What to do
From the entries that follow, list every line in which the string "Павловъ" appears.

Data in this exercise
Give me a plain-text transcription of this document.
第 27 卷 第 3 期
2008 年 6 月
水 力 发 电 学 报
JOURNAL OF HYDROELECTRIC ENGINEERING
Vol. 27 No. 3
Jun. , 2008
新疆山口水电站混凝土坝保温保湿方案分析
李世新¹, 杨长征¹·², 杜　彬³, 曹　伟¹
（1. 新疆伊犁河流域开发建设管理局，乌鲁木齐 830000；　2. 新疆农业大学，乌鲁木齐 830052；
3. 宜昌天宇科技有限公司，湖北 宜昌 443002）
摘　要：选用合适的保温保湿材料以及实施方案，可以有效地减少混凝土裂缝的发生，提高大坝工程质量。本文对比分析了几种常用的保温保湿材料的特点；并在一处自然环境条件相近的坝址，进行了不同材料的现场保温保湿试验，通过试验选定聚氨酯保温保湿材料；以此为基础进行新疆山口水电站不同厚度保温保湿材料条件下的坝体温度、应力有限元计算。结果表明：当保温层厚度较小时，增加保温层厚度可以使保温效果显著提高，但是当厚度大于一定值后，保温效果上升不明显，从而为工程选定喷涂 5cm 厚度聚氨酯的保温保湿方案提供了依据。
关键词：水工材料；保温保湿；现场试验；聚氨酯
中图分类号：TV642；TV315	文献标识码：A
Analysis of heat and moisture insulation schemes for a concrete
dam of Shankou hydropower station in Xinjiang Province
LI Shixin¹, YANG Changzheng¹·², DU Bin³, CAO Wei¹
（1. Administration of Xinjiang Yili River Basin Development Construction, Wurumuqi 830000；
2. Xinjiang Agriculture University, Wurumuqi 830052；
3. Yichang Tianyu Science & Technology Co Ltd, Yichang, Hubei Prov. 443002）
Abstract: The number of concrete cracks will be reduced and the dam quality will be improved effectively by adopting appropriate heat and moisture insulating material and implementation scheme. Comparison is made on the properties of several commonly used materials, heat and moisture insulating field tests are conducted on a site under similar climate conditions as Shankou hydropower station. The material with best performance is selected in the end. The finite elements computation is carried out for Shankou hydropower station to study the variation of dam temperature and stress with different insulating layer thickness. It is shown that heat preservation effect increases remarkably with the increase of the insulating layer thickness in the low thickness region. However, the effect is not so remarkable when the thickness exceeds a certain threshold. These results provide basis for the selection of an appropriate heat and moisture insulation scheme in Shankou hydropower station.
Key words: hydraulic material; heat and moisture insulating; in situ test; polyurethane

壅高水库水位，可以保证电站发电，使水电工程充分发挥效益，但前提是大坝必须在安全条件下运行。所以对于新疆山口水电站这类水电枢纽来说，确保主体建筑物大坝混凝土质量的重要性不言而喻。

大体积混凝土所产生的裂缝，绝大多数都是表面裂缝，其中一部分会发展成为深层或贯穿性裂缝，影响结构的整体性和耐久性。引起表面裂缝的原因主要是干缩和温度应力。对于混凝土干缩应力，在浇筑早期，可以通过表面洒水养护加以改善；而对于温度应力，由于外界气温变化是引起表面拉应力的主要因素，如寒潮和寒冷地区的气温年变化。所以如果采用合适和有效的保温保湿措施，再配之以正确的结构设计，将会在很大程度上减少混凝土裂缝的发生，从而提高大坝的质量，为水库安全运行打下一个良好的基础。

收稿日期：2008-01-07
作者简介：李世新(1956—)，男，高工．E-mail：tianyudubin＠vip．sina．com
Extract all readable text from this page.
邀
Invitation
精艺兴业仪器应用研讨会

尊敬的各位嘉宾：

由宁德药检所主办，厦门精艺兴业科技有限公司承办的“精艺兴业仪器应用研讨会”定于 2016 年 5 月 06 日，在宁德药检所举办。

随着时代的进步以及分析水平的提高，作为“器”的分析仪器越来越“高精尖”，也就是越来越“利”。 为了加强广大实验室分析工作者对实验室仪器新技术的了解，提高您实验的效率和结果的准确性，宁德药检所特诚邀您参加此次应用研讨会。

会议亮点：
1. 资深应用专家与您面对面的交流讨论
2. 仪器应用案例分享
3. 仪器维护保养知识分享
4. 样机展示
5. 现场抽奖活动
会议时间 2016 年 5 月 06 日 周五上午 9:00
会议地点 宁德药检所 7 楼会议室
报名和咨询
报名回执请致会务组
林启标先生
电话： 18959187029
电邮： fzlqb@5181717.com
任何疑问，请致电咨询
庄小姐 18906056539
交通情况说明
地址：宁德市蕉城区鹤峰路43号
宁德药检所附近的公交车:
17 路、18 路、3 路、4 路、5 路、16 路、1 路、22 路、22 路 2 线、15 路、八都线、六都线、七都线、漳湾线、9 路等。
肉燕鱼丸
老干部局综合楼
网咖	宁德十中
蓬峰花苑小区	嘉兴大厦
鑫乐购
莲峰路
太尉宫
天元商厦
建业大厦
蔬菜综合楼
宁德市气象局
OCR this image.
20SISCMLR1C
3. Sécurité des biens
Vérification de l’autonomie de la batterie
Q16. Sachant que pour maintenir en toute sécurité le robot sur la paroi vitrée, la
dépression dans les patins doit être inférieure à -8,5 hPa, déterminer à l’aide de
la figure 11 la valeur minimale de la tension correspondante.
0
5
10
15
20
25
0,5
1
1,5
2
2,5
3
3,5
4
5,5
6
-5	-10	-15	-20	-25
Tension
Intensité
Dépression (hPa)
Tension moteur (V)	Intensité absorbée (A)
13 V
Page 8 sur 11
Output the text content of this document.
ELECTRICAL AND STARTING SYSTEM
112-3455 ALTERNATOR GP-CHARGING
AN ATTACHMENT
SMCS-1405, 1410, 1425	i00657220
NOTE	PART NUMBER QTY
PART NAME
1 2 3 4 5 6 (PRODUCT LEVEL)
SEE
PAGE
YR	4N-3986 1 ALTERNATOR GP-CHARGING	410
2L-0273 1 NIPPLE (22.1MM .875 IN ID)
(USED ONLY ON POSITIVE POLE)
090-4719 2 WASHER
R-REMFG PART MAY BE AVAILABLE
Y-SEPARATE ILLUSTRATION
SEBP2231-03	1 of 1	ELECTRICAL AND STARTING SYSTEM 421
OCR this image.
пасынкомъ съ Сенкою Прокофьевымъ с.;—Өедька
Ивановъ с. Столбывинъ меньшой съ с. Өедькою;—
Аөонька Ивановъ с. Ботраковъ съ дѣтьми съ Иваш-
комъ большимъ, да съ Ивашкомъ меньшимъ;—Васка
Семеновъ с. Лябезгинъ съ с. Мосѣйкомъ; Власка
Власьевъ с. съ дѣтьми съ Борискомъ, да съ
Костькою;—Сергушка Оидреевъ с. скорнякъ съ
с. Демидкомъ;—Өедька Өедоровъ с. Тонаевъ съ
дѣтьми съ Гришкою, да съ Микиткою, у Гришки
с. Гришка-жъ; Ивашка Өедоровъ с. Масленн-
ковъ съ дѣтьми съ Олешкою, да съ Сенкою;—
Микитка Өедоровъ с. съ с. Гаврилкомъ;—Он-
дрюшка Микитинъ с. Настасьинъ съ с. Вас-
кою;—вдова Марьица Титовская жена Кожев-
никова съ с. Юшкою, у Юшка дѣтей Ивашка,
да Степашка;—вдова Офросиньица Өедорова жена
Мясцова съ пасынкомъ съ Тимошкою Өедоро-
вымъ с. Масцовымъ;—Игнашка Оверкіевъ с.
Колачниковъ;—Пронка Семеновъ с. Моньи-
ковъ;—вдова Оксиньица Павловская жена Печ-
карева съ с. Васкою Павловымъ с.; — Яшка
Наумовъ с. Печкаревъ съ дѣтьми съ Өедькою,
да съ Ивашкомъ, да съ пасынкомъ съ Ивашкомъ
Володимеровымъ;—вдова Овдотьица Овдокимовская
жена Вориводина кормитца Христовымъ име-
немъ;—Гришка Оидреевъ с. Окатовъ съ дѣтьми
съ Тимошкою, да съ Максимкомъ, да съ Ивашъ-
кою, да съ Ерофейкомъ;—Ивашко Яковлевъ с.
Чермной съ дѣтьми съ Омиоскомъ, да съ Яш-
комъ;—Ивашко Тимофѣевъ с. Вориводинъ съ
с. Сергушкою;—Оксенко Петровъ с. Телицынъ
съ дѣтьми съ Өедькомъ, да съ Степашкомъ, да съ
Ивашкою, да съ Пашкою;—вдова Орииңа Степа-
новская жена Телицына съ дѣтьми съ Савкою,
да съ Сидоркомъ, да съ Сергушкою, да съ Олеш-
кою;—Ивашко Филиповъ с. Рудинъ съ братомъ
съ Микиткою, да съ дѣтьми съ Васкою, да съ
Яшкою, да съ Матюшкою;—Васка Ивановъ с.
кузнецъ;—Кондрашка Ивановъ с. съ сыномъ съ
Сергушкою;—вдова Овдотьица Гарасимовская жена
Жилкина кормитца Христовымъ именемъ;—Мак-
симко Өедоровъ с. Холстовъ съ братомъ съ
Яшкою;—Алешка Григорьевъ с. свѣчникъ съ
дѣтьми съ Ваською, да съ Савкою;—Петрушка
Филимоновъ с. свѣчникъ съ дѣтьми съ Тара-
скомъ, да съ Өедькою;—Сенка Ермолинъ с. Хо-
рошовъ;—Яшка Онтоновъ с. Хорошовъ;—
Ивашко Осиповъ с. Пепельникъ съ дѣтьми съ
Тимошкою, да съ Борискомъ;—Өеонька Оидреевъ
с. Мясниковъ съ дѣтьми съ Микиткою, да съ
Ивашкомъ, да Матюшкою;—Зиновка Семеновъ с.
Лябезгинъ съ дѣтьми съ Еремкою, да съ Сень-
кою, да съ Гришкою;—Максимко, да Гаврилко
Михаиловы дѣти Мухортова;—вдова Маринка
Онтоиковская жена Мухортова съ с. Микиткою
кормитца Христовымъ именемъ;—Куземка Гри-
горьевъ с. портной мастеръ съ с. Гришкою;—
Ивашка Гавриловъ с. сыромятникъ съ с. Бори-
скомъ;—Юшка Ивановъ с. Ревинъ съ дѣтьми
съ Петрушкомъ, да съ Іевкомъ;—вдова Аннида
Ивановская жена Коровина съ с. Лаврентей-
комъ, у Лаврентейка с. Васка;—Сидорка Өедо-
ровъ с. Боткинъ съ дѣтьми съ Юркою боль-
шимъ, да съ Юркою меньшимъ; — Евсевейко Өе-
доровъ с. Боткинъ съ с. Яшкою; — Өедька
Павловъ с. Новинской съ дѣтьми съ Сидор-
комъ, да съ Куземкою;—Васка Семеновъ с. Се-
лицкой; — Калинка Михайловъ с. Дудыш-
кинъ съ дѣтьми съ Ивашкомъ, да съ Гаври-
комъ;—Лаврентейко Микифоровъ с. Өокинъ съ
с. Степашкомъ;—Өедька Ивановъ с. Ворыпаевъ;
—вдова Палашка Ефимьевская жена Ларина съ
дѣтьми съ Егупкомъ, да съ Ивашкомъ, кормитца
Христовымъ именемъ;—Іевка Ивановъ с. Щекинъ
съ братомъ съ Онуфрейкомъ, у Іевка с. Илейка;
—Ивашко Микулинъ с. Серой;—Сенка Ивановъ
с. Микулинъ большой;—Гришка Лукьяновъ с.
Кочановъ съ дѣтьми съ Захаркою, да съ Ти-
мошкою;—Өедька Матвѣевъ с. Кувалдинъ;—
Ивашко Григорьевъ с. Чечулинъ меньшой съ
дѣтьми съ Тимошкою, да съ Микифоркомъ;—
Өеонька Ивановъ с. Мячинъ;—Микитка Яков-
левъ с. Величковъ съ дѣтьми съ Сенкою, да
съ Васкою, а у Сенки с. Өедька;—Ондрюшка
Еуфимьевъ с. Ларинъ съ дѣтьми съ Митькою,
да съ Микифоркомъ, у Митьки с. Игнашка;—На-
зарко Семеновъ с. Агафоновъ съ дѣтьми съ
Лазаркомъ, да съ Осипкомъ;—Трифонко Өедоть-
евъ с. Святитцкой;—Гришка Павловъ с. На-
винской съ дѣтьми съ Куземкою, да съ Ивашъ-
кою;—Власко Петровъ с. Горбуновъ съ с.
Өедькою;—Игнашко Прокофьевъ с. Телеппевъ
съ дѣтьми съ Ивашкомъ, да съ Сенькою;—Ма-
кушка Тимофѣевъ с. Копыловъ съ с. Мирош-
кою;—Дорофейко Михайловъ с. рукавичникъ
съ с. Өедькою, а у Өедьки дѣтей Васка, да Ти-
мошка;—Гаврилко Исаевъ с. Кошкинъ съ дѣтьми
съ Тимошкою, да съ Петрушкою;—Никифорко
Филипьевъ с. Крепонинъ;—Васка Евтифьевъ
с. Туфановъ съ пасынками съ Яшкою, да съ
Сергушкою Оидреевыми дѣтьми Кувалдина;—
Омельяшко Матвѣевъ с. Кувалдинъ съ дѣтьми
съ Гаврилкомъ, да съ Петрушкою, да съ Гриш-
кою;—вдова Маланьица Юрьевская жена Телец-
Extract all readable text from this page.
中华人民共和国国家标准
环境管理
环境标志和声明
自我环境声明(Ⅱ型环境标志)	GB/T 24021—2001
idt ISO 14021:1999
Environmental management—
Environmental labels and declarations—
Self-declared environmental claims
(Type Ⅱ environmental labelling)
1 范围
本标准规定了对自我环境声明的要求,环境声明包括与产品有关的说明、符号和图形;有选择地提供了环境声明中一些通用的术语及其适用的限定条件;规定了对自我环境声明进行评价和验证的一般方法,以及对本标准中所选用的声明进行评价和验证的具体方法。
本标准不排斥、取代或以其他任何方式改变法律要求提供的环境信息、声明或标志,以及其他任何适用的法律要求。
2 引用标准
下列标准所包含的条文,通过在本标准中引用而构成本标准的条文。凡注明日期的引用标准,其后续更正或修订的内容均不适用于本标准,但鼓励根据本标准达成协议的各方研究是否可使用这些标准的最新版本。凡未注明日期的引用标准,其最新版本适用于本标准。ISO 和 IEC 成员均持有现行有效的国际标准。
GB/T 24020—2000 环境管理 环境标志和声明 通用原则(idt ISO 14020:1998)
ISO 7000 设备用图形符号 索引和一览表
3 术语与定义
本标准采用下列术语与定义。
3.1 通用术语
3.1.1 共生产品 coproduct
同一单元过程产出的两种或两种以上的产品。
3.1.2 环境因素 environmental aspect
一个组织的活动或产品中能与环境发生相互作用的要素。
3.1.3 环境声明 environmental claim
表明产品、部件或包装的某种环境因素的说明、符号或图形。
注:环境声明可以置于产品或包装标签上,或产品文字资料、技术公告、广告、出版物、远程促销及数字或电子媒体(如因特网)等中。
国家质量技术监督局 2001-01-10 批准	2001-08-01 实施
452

Answer for this exercise
Павловъ с. Новинской съ дѣтьми съ Сидор-
евъ с. Святитцкой;—Гришка Павловъ с. На-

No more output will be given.